## THE REQUEST
Copy all the data exactly, except the pictures.
# DATASET ROWS start
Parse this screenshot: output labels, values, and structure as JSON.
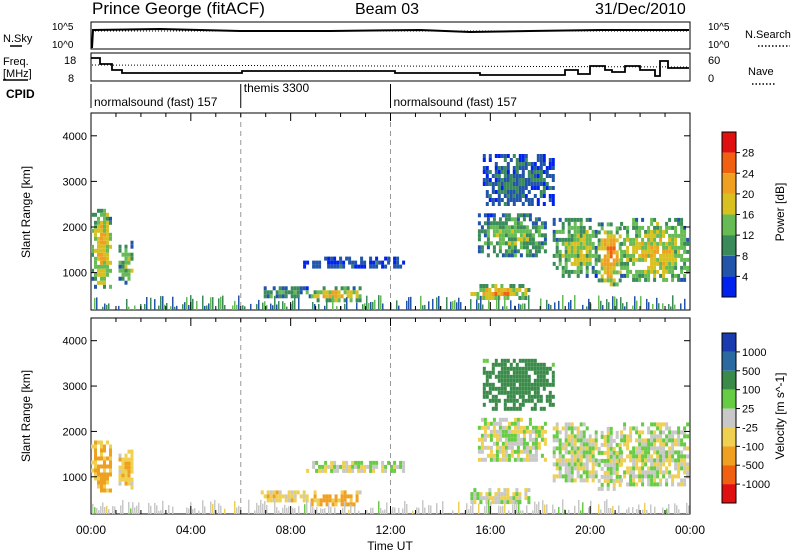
{
  "header": {
    "station": "Prince George (fitACF)",
    "beam": "Beam 03",
    "date": "31/Dec/2010"
  },
  "noise_panel": {
    "left_label": "N.Sky",
    "right_label": "N.Search",
    "left_ticks": [
      "10^5",
      "10^0"
    ],
    "right_ticks": [
      "10^5",
      "10^0"
    ]
  },
  "freq_panel": {
    "left_label_line1": "Freq.",
    "left_label_line2": "[MHz]",
    "right_label": "Nave",
    "left_ticks": [
      "18",
      "8"
    ],
    "right_ticks": [
      "60",
      "0"
    ]
  },
  "cpid": {
    "label": "CPID",
    "segments": [
      {
        "start_hour": 0,
        "name": "normalsound (fast)",
        "id": "157"
      },
      {
        "start_hour": 6,
        "name": "themis",
        "id": "3300"
      },
      {
        "start_hour": 12,
        "name": "normalsound (fast)",
        "id": "157"
      }
    ]
  },
  "chart_data": [
    {
      "type": "heatmap",
      "title": "",
      "xlabel": "",
      "ylabel": "Slant Range [km]",
      "x_range_hours": [
        0,
        24
      ],
      "ylim": [
        180,
        4500
      ],
      "y_ticks": [
        1000,
        2000,
        3000,
        4000
      ],
      "colorbar": {
        "label": "Power [dB]",
        "ticks": [
          "4",
          "8",
          "12",
          "16",
          "20",
          "24",
          "28"
        ],
        "colors": [
          "#0022ee",
          "#2255aa",
          "#3a8a5a",
          "#66bb55",
          "#d8c020",
          "#f0a020",
          "#f06010",
          "#e01010"
        ]
      },
      "echo_regions": [
        {
          "hours": [
            0.0,
            0.8
          ],
          "range_km": [
            700,
            2400
          ],
          "power_db": 20
        },
        {
          "hours": [
            1.1,
            1.7
          ],
          "range_km": [
            800,
            1700
          ],
          "power_db": 16
        },
        {
          "hours": [
            6.8,
            8.8
          ],
          "range_km": [
            450,
            700
          ],
          "power_db": 12
        },
        {
          "hours": [
            8.8,
            10.8
          ],
          "range_km": [
            400,
            700
          ],
          "power_db": 20
        },
        {
          "hours": [
            8.5,
            12.5
          ],
          "range_km": [
            1150,
            1350
          ],
          "power_db": 6
        },
        {
          "hours": [
            15.2,
            17.5
          ],
          "range_km": [
            450,
            750
          ],
          "power_db": 22
        },
        {
          "hours": [
            15.5,
            18.2
          ],
          "range_km": [
            1400,
            2300
          ],
          "power_db": 14
        },
        {
          "hours": [
            15.7,
            18.5
          ],
          "range_km": [
            2500,
            3600
          ],
          "power_db": 8
        },
        {
          "hours": [
            18.5,
            20.3
          ],
          "range_km": [
            900,
            2200
          ],
          "power_db": 16
        },
        {
          "hours": [
            20.3,
            21.2
          ],
          "range_km": [
            700,
            2100
          ],
          "power_db": 22
        },
        {
          "hours": [
            21.2,
            23.9
          ],
          "range_km": [
            800,
            2200
          ],
          "power_db": 18
        }
      ]
    },
    {
      "type": "heatmap",
      "title": "",
      "xlabel": "Time UT",
      "ylabel": "Slant Range [km]",
      "x_range_hours": [
        0,
        24
      ],
      "x_ticks": [
        "00:00",
        "04:00",
        "08:00",
        "12:00",
        "16:00",
        "20:00",
        "00:00"
      ],
      "ylim": [
        180,
        4500
      ],
      "y_ticks": [
        1000,
        2000,
        3000,
        4000
      ],
      "colorbar": {
        "label": "Velocity [m s^-1]",
        "ticks": [
          "1000",
          "500",
          "100",
          "25",
          "-25",
          "-100",
          "-500",
          "-1000"
        ],
        "colors": [
          "#1a3ab0",
          "#2a6aa0",
          "#3a8a4a",
          "#66cc44",
          "#c8c8c8",
          "#f0d050",
          "#f0a020",
          "#f06010",
          "#e01010"
        ]
      },
      "echo_regions": [
        {
          "hours": [
            0.0,
            0.8
          ],
          "range_km": [
            700,
            1800
          ],
          "velocity_ms": -150
        },
        {
          "hours": [
            1.1,
            1.7
          ],
          "range_km": [
            800,
            1600
          ],
          "velocity_ms": -100
        },
        {
          "hours": [
            6.8,
            8.8
          ],
          "range_km": [
            450,
            700
          ],
          "velocity_ms": -80
        },
        {
          "hours": [
            8.8,
            10.8
          ],
          "range_km": [
            400,
            700
          ],
          "velocity_ms": -150
        },
        {
          "hours": [
            8.5,
            12.5
          ],
          "range_km": [
            1150,
            1350
          ],
          "velocity_ms": 0
        },
        {
          "hours": [
            15.2,
            17.5
          ],
          "range_km": [
            450,
            750
          ],
          "velocity_ms": 0
        },
        {
          "hours": [
            15.5,
            18.2
          ],
          "range_km": [
            1400,
            2300
          ],
          "velocity_ms": 0
        },
        {
          "hours": [
            15.7,
            18.5
          ],
          "range_km": [
            2500,
            3600
          ],
          "velocity_ms": 300
        },
        {
          "hours": [
            18.5,
            20.3
          ],
          "range_km": [
            900,
            2200
          ],
          "velocity_ms": 0
        },
        {
          "hours": [
            20.3,
            21.2
          ],
          "range_km": [
            700,
            2100
          ],
          "velocity_ms": 0
        },
        {
          "hours": [
            21.2,
            23.9
          ],
          "range_km": [
            800,
            2200
          ],
          "velocity_ms": 0
        }
      ]
    }
  ]
}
# DATASET ROWS end
## TASK RESULT
Parse this screenshot: output labels, values, and structure as JSON.
{
  "header": {
    "station": "Prince George (fitACF)",
    "beam": "Beam 03",
    "date": "31/Dec/2010"
  },
  "noise_panel": {
    "left_label": "N.Sky",
    "right_label": "N.Search",
    "left_ticks": [
      "10^5",
      "10^0"
    ],
    "right_ticks": [
      "10^5",
      "10^0"
    ]
  },
  "freq_panel": {
    "left_label_line1": "Freq.",
    "left_label_line2": "[MHz]",
    "right_label": "Nave",
    "left_ticks": [
      "18",
      "8"
    ],
    "right_ticks": [
      "60",
      "0"
    ]
  },
  "cpid": {
    "label": "CPID",
    "segments": [
      {
        "start_hour": 0,
        "name": "normalsound (fast)",
        "id": "157"
      },
      {
        "start_hour": 6,
        "name": "themis",
        "id": "3300"
      },
      {
        "start_hour": 12,
        "name": "normalsound (fast)",
        "id": "157"
      }
    ]
  },
  "chart_data": [
    {
      "type": "heatmap",
      "title": "",
      "xlabel": "",
      "ylabel": "Slant Range [km]",
      "x_range_hours": [
        0,
        24
      ],
      "ylim": [
        180,
        4500
      ],
      "y_ticks": [
        1000,
        2000,
        3000,
        4000
      ],
      "colorbar": {
        "label": "Power [dB]",
        "ticks": [
          "4",
          "8",
          "12",
          "16",
          "20",
          "24",
          "28"
        ],
        "colors": [
          "#0022ee",
          "#2255aa",
          "#3a8a5a",
          "#66bb55",
          "#d8c020",
          "#f0a020",
          "#f06010",
          "#e01010"
        ]
      },
      "echo_regions": [
        {
          "hours": [
            0.0,
            0.8
          ],
          "range_km": [
            700,
            2400
          ],
          "power_db": 20
        },
        {
          "hours": [
            1.1,
            1.7
          ],
          "range_km": [
            800,
            1700
          ],
          "power_db": 16
        },
        {
          "hours": [
            6.8,
            8.8
          ],
          "range_km": [
            450,
            700
          ],
          "power_db": 12
        },
        {
          "hours": [
            8.8,
            10.8
          ],
          "range_km": [
            400,
            700
          ],
          "power_db": 20
        },
        {
          "hours": [
            8.5,
            12.5
          ],
          "range_km": [
            1150,
            1350
          ],
          "power_db": 6
        },
        {
          "hours": [
            15.2,
            17.5
          ],
          "range_km": [
            450,
            750
          ],
          "power_db": 22
        },
        {
          "hours": [
            15.5,
            18.2
          ],
          "range_km": [
            1400,
            2300
          ],
          "power_db": 14
        },
        {
          "hours": [
            15.7,
            18.5
          ],
          "range_km": [
            2500,
            3600
          ],
          "power_db": 8
        },
        {
          "hours": [
            18.5,
            20.3
          ],
          "range_km": [
            900,
            2200
          ],
          "power_db": 16
        },
        {
          "hours": [
            20.3,
            21.2
          ],
          "range_km": [
            700,
            2100
          ],
          "power_db": 22
        },
        {
          "hours": [
            21.2,
            23.9
          ],
          "range_km": [
            800,
            2200
          ],
          "power_db": 18
        }
      ]
    },
    {
      "type": "heatmap",
      "title": "",
      "xlabel": "Time UT",
      "ylabel": "Slant Range [km]",
      "x_range_hours": [
        0,
        24
      ],
      "x_ticks": [
        "00:00",
        "04:00",
        "08:00",
        "12:00",
        "16:00",
        "20:00",
        "00:00"
      ],
      "ylim": [
        180,
        4500
      ],
      "y_ticks": [
        1000,
        2000,
        3000,
        4000
      ],
      "colorbar": {
        "label": "Velocity [m s^-1]",
        "ticks": [
          "1000",
          "500",
          "100",
          "25",
          "-25",
          "-100",
          "-500",
          "-1000"
        ],
        "colors": [
          "#1a3ab0",
          "#2a6aa0",
          "#3a8a4a",
          "#66cc44",
          "#c8c8c8",
          "#f0d050",
          "#f0a020",
          "#f06010",
          "#e01010"
        ]
      },
      "echo_regions": [
        {
          "hours": [
            0.0,
            0.8
          ],
          "range_km": [
            700,
            1800
          ],
          "velocity_ms": -150
        },
        {
          "hours": [
            1.1,
            1.7
          ],
          "range_km": [
            800,
            1600
          ],
          "velocity_ms": -100
        },
        {
          "hours": [
            6.8,
            8.8
          ],
          "range_km": [
            450,
            700
          ],
          "velocity_ms": -80
        },
        {
          "hours": [
            8.8,
            10.8
          ],
          "range_km": [
            400,
            700
          ],
          "velocity_ms": -150
        },
        {
          "hours": [
            8.5,
            12.5
          ],
          "range_km": [
            1150,
            1350
          ],
          "velocity_ms": 0
        },
        {
          "hours": [
            15.2,
            17.5
          ],
          "range_km": [
            450,
            750
          ],
          "velocity_ms": 0
        },
        {
          "hours": [
            15.5,
            18.2
          ],
          "range_km": [
            1400,
            2300
          ],
          "velocity_ms": 0
        },
        {
          "hours": [
            15.7,
            18.5
          ],
          "range_km": [
            2500,
            3600
          ],
          "velocity_ms": 300
        },
        {
          "hours": [
            18.5,
            20.3
          ],
          "range_km": [
            900,
            2200
          ],
          "velocity_ms": 0
        },
        {
          "hours": [
            20.3,
            21.2
          ],
          "range_km": [
            700,
            2100
          ],
          "velocity_ms": 0
        },
        {
          "hours": [
            21.2,
            23.9
          ],
          "range_km": [
            800,
            2200
          ],
          "velocity_ms": 0
        }
      ]
    }
  ]
}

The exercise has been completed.